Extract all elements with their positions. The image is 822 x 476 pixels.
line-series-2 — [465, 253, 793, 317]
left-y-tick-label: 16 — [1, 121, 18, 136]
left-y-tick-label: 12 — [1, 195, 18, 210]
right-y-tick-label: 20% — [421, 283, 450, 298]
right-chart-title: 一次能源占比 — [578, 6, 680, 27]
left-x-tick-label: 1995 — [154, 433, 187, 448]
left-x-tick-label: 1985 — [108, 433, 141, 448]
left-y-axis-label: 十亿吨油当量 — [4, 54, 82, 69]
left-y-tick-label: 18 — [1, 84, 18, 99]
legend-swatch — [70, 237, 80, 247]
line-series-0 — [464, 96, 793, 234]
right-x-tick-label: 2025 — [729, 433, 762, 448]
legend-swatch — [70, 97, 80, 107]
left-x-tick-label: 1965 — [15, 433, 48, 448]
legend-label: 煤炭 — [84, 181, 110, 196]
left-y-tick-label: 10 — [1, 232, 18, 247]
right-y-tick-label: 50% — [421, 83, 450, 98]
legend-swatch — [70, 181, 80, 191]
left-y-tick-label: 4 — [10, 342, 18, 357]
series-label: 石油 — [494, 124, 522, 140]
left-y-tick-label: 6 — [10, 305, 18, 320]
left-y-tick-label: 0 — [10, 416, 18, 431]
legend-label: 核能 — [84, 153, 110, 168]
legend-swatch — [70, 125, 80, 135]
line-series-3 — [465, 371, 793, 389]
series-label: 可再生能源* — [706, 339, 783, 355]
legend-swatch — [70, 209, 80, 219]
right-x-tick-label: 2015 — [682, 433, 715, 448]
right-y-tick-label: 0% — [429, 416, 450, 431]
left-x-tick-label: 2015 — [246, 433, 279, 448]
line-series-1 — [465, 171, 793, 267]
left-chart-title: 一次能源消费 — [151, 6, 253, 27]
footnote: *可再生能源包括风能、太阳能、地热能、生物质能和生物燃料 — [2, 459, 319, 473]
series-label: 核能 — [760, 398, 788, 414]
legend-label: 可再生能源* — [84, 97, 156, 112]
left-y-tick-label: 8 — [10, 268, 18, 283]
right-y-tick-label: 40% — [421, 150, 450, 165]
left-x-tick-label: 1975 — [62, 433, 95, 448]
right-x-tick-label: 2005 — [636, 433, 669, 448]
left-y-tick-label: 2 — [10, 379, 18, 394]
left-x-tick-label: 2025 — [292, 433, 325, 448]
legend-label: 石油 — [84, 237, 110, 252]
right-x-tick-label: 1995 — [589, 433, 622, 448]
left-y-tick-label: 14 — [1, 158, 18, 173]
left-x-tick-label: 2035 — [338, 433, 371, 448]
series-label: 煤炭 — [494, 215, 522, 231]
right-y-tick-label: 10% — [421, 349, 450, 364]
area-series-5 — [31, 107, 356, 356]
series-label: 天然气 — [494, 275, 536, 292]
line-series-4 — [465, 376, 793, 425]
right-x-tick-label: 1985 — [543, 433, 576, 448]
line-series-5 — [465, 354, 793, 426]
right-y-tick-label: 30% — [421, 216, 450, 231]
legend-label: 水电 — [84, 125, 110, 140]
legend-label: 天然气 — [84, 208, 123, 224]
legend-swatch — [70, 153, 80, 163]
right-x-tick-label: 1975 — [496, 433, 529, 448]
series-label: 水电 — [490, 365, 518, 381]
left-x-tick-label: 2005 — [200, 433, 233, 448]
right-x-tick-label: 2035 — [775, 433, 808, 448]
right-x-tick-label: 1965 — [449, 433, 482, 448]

Given task: Please retype every line of the listing above without any changes.

Task result:
Extract all elements with their positions. The image is 822 x 476 pixels.
line-series-2 — [465, 253, 793, 317]
left-y-tick-label: 16 — [1, 121, 18, 136]
left-y-tick-label: 12 — [1, 195, 18, 210]
right-y-tick-label: 20% — [421, 283, 450, 298]
right-chart-title: 一次能源占比 — [578, 6, 680, 27]
left-x-tick-label: 1995 — [154, 433, 187, 448]
left-x-tick-label: 1985 — [108, 433, 141, 448]
left-y-axis-label: 十亿吨油当量 — [4, 54, 82, 69]
left-y-tick-label: 18 — [1, 84, 18, 99]
legend-swatch — [70, 237, 80, 247]
line-series-0 — [464, 96, 793, 234]
right-x-tick-label: 2025 — [729, 433, 762, 448]
legend-swatch — [70, 97, 80, 107]
left-x-tick-label: 1965 — [15, 433, 48, 448]
legend-label: 煤炭 — [84, 181, 110, 196]
left-y-tick-label: 10 — [1, 232, 18, 247]
right-y-tick-label: 50% — [421, 83, 450, 98]
legend-swatch — [70, 181, 80, 191]
left-y-tick-label: 4 — [10, 342, 18, 357]
series-label: 石油 — [494, 124, 522, 140]
left-y-tick-label: 6 — [10, 305, 18, 320]
left-y-tick-label: 0 — [10, 416, 18, 431]
legend-label: 核能 — [84, 153, 110, 168]
legend-swatch — [70, 125, 80, 135]
line-series-3 — [465, 371, 793, 389]
series-label: 可再生能源* — [706, 339, 783, 355]
legend-swatch — [70, 209, 80, 219]
right-x-tick-label: 2015 — [682, 433, 715, 448]
right-y-tick-label: 0% — [429, 416, 450, 431]
left-x-tick-label: 2015 — [246, 433, 279, 448]
line-series-1 — [465, 171, 793, 267]
left-chart-title: 一次能源消费 — [151, 6, 253, 27]
footnote: *可再生能源包括风能、太阳能、地热能、生物质能和生物燃料 — [2, 459, 319, 473]
series-label: 核能 — [760, 398, 788, 414]
legend-label: 可再生能源* — [84, 97, 156, 112]
left-y-tick-label: 8 — [10, 268, 18, 283]
right-y-tick-label: 40% — [421, 150, 450, 165]
left-x-tick-label: 1975 — [62, 433, 95, 448]
right-x-tick-label: 2005 — [636, 433, 669, 448]
left-y-tick-label: 2 — [10, 379, 18, 394]
left-x-tick-label: 2025 — [292, 433, 325, 448]
legend-label: 石油 — [84, 237, 110, 252]
right-x-tick-label: 1995 — [589, 433, 622, 448]
left-y-tick-label: 14 — [1, 158, 18, 173]
left-x-tick-label: 2035 — [338, 433, 371, 448]
series-label: 煤炭 — [494, 215, 522, 231]
right-y-tick-label: 10% — [421, 349, 450, 364]
area-series-5 — [31, 107, 356, 356]
series-label: 天然气 — [494, 275, 536, 292]
line-series-4 — [465, 376, 793, 425]
right-x-tick-label: 1985 — [543, 433, 576, 448]
line-series-5 — [465, 354, 793, 426]
right-y-tick-label: 30% — [421, 216, 450, 231]
legend-label: 水电 — [84, 125, 110, 140]
legend-label: 天然气 — [84, 208, 123, 224]
legend-swatch — [70, 153, 80, 163]
right-x-tick-label: 1975 — [496, 433, 529, 448]
series-label: 水电 — [490, 365, 518, 381]
left-x-tick-label: 2005 — [200, 433, 233, 448]
right-x-tick-label: 2035 — [775, 433, 808, 448]
right-x-tick-label: 1965 — [449, 433, 482, 448]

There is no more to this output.